■ WHAT YOU WILL DO: Wherever "ROAD" appears in a line, copy that line.

■ STORED DATA:
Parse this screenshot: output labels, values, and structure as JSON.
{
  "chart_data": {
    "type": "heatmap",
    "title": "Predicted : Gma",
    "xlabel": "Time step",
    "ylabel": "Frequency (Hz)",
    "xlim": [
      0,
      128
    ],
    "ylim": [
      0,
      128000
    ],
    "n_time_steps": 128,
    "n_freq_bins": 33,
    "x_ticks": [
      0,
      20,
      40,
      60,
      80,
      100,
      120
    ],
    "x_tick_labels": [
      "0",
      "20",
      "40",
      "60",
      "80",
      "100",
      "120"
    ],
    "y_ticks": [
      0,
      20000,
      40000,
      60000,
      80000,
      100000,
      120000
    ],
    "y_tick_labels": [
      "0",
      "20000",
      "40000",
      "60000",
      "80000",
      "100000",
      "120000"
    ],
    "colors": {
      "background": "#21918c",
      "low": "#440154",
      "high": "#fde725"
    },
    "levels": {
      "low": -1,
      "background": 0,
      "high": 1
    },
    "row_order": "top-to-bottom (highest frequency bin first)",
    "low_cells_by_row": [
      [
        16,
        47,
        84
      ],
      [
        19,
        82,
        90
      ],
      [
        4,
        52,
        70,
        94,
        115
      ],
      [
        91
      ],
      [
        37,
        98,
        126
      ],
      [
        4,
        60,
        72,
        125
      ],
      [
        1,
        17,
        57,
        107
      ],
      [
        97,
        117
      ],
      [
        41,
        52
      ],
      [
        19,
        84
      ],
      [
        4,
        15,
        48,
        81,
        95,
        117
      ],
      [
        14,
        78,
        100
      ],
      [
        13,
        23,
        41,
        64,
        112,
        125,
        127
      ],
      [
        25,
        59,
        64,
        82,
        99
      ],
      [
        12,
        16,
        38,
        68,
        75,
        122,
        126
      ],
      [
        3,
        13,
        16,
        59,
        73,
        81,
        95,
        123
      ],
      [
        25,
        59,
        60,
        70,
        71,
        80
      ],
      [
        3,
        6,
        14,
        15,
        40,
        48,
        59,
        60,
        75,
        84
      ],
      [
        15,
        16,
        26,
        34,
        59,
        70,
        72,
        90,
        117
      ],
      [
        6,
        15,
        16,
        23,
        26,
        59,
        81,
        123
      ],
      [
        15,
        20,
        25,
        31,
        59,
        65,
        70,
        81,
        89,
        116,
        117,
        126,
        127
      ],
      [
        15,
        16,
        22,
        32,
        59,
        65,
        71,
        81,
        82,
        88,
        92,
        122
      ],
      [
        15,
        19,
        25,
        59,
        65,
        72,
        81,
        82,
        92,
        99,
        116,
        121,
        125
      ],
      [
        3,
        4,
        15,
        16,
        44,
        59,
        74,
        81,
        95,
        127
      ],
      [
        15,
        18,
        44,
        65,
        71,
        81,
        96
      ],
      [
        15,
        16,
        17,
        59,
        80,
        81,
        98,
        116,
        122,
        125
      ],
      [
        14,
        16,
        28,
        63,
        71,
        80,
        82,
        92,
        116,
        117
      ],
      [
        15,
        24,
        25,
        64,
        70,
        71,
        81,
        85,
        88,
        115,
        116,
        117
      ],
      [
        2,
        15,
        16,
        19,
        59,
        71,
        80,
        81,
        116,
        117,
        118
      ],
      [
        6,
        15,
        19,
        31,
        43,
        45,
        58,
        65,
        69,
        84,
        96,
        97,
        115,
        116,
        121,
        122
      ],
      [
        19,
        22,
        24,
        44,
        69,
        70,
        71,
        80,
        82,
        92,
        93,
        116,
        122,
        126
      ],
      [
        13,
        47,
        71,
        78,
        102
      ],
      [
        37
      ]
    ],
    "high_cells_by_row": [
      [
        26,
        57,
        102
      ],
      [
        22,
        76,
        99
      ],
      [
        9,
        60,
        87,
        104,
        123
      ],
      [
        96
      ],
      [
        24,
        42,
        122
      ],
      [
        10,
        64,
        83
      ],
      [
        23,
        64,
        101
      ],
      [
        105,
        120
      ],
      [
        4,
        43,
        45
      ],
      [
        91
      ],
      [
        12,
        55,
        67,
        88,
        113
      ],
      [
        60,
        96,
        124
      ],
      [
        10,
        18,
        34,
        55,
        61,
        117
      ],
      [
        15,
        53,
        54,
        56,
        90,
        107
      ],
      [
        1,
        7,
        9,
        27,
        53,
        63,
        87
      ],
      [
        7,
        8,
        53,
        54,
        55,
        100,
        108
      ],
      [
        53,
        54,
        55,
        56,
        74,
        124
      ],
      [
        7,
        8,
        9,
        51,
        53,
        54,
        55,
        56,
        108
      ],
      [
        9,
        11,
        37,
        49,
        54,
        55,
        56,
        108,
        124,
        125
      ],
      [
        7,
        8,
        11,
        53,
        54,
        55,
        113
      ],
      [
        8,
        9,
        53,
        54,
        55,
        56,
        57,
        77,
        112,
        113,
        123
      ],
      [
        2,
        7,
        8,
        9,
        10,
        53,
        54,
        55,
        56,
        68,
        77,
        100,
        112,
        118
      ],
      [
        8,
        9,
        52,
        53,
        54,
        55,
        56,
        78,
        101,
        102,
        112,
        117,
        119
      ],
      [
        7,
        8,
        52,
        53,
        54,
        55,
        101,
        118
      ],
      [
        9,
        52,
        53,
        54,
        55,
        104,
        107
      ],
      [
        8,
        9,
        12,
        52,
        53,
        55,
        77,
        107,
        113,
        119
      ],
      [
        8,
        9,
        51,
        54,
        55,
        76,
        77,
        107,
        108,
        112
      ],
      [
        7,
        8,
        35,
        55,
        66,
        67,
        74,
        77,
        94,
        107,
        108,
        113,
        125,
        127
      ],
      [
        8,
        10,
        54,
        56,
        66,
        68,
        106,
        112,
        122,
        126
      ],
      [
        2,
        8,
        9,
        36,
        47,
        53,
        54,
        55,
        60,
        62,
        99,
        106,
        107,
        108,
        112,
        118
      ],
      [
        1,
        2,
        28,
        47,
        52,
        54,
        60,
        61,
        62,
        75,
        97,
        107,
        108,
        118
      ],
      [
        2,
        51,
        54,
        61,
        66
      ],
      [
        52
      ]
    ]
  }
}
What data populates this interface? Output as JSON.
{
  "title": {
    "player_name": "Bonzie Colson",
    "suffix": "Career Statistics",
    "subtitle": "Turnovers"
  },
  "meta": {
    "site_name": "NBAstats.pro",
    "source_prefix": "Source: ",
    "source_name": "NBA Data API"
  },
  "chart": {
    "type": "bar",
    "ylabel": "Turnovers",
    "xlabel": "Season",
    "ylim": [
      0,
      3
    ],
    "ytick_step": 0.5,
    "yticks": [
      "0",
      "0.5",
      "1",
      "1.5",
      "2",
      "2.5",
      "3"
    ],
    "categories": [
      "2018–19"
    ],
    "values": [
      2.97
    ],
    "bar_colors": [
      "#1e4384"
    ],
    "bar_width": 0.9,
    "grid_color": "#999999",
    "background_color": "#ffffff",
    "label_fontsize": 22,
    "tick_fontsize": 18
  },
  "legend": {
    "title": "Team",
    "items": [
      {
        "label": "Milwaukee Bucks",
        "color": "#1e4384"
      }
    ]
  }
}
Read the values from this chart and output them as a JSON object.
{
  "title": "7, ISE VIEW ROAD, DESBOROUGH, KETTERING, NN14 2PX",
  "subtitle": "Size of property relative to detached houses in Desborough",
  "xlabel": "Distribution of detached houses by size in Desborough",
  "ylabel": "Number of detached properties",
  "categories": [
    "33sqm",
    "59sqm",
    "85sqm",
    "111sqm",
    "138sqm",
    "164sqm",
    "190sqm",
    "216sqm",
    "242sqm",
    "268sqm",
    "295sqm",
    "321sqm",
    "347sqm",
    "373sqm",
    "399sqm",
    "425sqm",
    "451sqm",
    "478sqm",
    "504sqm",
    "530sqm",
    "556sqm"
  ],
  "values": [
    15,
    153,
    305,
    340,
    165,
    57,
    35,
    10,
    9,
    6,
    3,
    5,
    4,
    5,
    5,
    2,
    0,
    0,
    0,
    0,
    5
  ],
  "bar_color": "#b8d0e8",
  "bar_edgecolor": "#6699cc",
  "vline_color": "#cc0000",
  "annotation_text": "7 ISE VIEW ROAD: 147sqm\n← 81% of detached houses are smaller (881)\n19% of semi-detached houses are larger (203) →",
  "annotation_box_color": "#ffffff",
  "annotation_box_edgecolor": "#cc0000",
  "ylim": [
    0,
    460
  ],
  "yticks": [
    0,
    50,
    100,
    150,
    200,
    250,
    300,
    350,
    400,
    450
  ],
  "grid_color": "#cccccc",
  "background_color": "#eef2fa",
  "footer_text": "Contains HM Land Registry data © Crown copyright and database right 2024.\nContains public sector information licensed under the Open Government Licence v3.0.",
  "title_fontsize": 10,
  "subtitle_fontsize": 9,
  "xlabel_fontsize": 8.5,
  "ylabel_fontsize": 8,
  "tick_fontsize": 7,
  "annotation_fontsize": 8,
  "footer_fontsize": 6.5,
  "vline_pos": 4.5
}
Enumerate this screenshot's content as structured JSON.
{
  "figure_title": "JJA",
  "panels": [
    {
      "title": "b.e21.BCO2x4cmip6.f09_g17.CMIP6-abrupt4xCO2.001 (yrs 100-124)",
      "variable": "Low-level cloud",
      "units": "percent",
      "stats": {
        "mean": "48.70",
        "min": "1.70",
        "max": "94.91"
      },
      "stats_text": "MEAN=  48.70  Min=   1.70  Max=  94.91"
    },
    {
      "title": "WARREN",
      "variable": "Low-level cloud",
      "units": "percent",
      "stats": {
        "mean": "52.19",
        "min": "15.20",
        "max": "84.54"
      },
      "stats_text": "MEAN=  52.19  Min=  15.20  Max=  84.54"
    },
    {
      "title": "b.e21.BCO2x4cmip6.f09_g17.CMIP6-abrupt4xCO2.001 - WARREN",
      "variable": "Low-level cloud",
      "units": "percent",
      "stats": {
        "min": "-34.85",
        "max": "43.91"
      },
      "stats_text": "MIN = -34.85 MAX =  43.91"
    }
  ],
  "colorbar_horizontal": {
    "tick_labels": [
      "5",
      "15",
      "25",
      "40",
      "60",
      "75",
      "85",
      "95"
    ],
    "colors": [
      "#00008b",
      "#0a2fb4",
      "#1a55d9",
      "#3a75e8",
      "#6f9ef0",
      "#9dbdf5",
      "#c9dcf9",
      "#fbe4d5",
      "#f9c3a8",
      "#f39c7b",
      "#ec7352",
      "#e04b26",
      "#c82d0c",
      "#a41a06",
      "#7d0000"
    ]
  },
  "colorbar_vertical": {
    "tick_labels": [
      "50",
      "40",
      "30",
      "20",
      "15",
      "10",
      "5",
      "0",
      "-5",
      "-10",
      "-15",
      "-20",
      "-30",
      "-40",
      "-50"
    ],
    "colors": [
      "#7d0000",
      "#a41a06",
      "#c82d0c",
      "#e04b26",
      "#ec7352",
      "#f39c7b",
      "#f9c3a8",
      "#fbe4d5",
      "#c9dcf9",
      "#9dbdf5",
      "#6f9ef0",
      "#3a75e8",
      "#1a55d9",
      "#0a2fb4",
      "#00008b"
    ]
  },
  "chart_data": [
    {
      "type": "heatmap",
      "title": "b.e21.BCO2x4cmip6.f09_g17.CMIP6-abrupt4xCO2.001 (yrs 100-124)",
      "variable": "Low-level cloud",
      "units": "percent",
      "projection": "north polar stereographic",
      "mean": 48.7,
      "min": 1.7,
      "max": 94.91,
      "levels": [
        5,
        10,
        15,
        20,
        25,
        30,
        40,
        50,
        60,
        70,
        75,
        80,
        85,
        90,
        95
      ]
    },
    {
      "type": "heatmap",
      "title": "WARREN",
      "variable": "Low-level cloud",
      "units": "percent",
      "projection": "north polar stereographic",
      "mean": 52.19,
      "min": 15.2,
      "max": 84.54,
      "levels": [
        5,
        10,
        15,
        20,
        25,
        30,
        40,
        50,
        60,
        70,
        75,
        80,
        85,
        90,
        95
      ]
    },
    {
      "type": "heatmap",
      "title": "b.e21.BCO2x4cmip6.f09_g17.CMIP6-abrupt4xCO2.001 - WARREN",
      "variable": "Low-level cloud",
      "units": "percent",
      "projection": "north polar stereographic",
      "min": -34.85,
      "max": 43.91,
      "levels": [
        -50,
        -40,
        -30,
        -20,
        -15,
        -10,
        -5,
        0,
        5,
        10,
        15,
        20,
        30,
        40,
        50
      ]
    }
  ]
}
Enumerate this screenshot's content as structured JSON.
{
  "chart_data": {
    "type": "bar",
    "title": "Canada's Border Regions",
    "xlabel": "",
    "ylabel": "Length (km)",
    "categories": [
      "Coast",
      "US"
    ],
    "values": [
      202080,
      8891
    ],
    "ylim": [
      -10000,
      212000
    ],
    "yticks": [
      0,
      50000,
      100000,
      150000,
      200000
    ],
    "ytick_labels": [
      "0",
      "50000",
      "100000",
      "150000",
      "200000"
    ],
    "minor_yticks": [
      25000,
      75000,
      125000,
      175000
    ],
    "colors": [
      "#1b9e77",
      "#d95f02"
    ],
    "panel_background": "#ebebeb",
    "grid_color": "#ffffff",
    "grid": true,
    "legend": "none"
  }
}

■ ANSWER BELOW:
  "title": "7, ISE VIEW ROAD, DESBOROUGH, KETTERING, NN14 2PX",
  "annotation_text": "7 ISE VIEW ROAD: 147sqm\n← 81% of detached houses are smaller (881)\n19% of semi-detached houses are larger (203) →",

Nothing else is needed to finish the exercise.